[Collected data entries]
/---
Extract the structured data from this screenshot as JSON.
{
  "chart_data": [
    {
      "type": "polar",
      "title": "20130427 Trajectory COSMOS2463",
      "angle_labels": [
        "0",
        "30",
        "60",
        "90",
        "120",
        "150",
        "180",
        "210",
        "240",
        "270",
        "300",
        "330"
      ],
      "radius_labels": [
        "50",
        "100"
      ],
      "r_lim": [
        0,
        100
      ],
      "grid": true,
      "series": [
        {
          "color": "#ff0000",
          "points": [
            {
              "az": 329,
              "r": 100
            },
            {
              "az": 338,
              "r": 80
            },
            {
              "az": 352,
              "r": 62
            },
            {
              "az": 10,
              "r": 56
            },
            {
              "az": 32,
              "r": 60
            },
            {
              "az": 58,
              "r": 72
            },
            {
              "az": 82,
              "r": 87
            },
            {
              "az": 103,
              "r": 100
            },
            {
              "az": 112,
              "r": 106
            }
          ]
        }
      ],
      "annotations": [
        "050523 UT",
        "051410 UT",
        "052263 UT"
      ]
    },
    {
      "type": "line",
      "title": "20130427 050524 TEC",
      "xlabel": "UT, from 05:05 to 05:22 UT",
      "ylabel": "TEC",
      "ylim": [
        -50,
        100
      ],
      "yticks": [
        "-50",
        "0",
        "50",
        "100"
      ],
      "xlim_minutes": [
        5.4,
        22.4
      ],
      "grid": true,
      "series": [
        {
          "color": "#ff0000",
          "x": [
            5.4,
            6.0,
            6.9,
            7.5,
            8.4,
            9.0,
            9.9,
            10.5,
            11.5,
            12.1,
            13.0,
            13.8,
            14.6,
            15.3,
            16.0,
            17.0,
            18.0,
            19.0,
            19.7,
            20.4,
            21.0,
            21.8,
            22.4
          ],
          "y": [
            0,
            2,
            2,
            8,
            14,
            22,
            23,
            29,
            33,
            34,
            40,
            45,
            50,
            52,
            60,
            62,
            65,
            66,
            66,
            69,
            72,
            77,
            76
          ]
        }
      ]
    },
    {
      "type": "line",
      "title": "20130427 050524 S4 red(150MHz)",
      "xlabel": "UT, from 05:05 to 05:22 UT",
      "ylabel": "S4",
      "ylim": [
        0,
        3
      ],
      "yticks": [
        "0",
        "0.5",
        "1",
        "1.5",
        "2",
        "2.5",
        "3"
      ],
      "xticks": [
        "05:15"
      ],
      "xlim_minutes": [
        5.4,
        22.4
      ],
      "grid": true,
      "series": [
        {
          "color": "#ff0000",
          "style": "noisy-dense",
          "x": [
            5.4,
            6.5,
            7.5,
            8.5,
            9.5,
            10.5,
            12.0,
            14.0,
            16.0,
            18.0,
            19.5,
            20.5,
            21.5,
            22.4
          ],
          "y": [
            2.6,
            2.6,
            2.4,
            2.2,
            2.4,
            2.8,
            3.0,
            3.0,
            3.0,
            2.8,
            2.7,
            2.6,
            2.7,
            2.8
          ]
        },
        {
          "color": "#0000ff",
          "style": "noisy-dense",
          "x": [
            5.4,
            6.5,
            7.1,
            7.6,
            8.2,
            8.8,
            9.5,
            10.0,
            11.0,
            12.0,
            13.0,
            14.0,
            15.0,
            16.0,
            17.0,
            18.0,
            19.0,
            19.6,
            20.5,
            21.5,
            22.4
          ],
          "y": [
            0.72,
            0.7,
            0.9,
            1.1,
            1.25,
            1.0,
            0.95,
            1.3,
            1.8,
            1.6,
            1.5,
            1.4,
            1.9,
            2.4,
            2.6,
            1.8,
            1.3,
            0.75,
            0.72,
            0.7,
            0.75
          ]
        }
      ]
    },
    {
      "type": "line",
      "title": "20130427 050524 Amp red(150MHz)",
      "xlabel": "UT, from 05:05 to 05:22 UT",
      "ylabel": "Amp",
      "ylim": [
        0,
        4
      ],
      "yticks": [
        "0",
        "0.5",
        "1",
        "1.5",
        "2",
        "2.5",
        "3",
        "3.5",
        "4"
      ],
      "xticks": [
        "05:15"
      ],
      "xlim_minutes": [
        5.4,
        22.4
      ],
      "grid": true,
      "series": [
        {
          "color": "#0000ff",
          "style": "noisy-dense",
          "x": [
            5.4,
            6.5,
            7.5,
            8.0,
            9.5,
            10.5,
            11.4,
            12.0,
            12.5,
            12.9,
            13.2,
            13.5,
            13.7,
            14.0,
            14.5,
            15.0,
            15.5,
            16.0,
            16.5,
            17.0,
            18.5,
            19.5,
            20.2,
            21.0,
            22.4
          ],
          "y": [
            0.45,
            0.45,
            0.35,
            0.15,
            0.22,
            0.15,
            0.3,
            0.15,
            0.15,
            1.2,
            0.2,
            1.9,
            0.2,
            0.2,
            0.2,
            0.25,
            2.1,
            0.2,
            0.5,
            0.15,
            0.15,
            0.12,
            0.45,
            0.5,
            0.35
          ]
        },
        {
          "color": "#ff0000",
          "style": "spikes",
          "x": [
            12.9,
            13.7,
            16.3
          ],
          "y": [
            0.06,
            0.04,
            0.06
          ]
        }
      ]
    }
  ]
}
\---
WHAT THE EXERCISE ASKS: Print the whole listing exactly as it is.

TASK RESULT:
Extract the structured data from this screenshot as JSON.
{
  "chart_data": [
    {
      "type": "polar",
      "title": "20130427 Trajectory COSMOS2463",
      "angle_labels": [
        "0",
        "30",
        "60",
        "90",
        "120",
        "150",
        "180",
        "210",
        "240",
        "270",
        "300",
        "330"
      ],
      "radius_labels": [
        "50",
        "100"
      ],
      "r_lim": [
        0,
        100
      ],
      "grid": true,
      "series": [
        {
          "color": "#ff0000",
          "points": [
            {
              "az": 329,
              "r": 100
            },
            {
              "az": 338,
              "r": 80
            },
            {
              "az": 352,
              "r": 62
            },
            {
              "az": 10,
              "r": 56
            },
            {
              "az": 32,
              "r": 60
            },
            {
              "az": 58,
              "r": 72
            },
            {
              "az": 82,
              "r": 87
            },
            {
              "az": 103,
              "r": 100
            },
            {
              "az": 112,
              "r": 106
            }
          ]
        }
      ],
      "annotations": [
        "050523 UT",
        "051410 UT",
        "052263 UT"
      ]
    },
    {
      "type": "line",
      "title": "20130427 050524 TEC",
      "xlabel": "UT, from 05:05 to 05:22 UT",
      "ylabel": "TEC",
      "ylim": [
        -50,
        100
      ],
      "yticks": [
        "-50",
        "0",
        "50",
        "100"
      ],
      "xlim_minutes": [
        5.4,
        22.4
      ],
      "grid": true,
      "series": [
        {
          "color": "#ff0000",
          "x": [
            5.4,
            6.0,
            6.9,
            7.5,
            8.4,
            9.0,
            9.9,
            10.5,
            11.5,
            12.1,
            13.0,
            13.8,
            14.6,
            15.3,
            16.0,
            17.0,
            18.0,
            19.0,
            19.7,
            20.4,
            21.0,
            21.8,
            22.4
          ],
          "y": [
            0,
            2,
            2,
            8,
            14,
            22,
            23,
            29,
            33,
            34,
            40,
            45,
            50,
            52,
            60,
            62,
            65,
            66,
            66,
            69,
            72,
            77,
            76
          ]
        }
      ]
    },
    {
      "type": "line",
      "title": "20130427 050524 S4 red(150MHz)",
      "xlabel": "UT, from 05:05 to 05:22 UT",
      "ylabel": "S4",
      "ylim": [
        0,
        3
      ],
      "yticks": [
        "0",
        "0.5",
        "1",
        "1.5",
        "2",
        "2.5",
        "3"
      ],
      "xticks": [
        "05:15"
      ],
      "xlim_minutes": [
        5.4,
        22.4
      ],
      "grid": true,
      "series": [
        {
          "color": "#ff0000",
          "style": "noisy-dense",
          "x": [
            5.4,
            6.5,
            7.5,
            8.5,
            9.5,
            10.5,
            12.0,
            14.0,
            16.0,
            18.0,
            19.5,
            20.5,
            21.5,
            22.4
          ],
          "y": [
            2.6,
            2.6,
            2.4,
            2.2,
            2.4,
            2.8,
            3.0,
            3.0,
            3.0,
            2.8,
            2.7,
            2.6,
            2.7,
            2.8
          ]
        },
        {
          "color": "#0000ff",
          "style": "noisy-dense",
          "x": [
            5.4,
            6.5,
            7.1,
            7.6,
            8.2,
            8.8,
            9.5,
            10.0,
            11.0,
            12.0,
            13.0,
            14.0,
            15.0,
            16.0,
            17.0,
            18.0,
            19.0,
            19.6,
            20.5,
            21.5,
            22.4
          ],
          "y": [
            0.72,
            0.7,
            0.9,
            1.1,
            1.25,
            1.0,
            0.95,
            1.3,
            1.8,
            1.6,
            1.5,
            1.4,
            1.9,
            2.4,
            2.6,
            1.8,
            1.3,
            0.75,
            0.72,
            0.7,
            0.75
          ]
        }
      ]
    },
    {
      "type": "line",
      "title": "20130427 050524 Amp red(150MHz)",
      "xlabel": "UT, from 05:05 to 05:22 UT",
      "ylabel": "Amp",
      "ylim": [
        0,
        4
      ],
      "yticks": [
        "0",
        "0.5",
        "1",
        "1.5",
        "2",
        "2.5",
        "3",
        "3.5",
        "4"
      ],
      "xticks": [
        "05:15"
      ],
      "xlim_minutes": [
        5.4,
        22.4
      ],
      "grid": true,
      "series": [
        {
          "color": "#0000ff",
          "style": "noisy-dense",
          "x": [
            5.4,
            6.5,
            7.5,
            8.0,
            9.5,
            10.5,
            11.4,
            12.0,
            12.5,
            12.9,
            13.2,
            13.5,
            13.7,
            14.0,
            14.5,
            15.0,
            15.5,
            16.0,
            16.5,
            17.0,
            18.5,
            19.5,
            20.2,
            21.0,
            22.4
          ],
          "y": [
            0.45,
            0.45,
            0.35,
            0.15,
            0.22,
            0.15,
            0.3,
            0.15,
            0.15,
            1.2,
            0.2,
            1.9,
            0.2,
            0.2,
            0.2,
            0.25,
            2.1,
            0.2,
            0.5,
            0.15,
            0.15,
            0.12,
            0.45,
            0.5,
            0.35
          ]
        },
        {
          "color": "#ff0000",
          "style": "spikes",
          "x": [
            12.9,
            13.7,
            16.3
          ],
          "y": [
            0.06,
            0.04,
            0.06
          ]
        }
      ]
    }
  ]
}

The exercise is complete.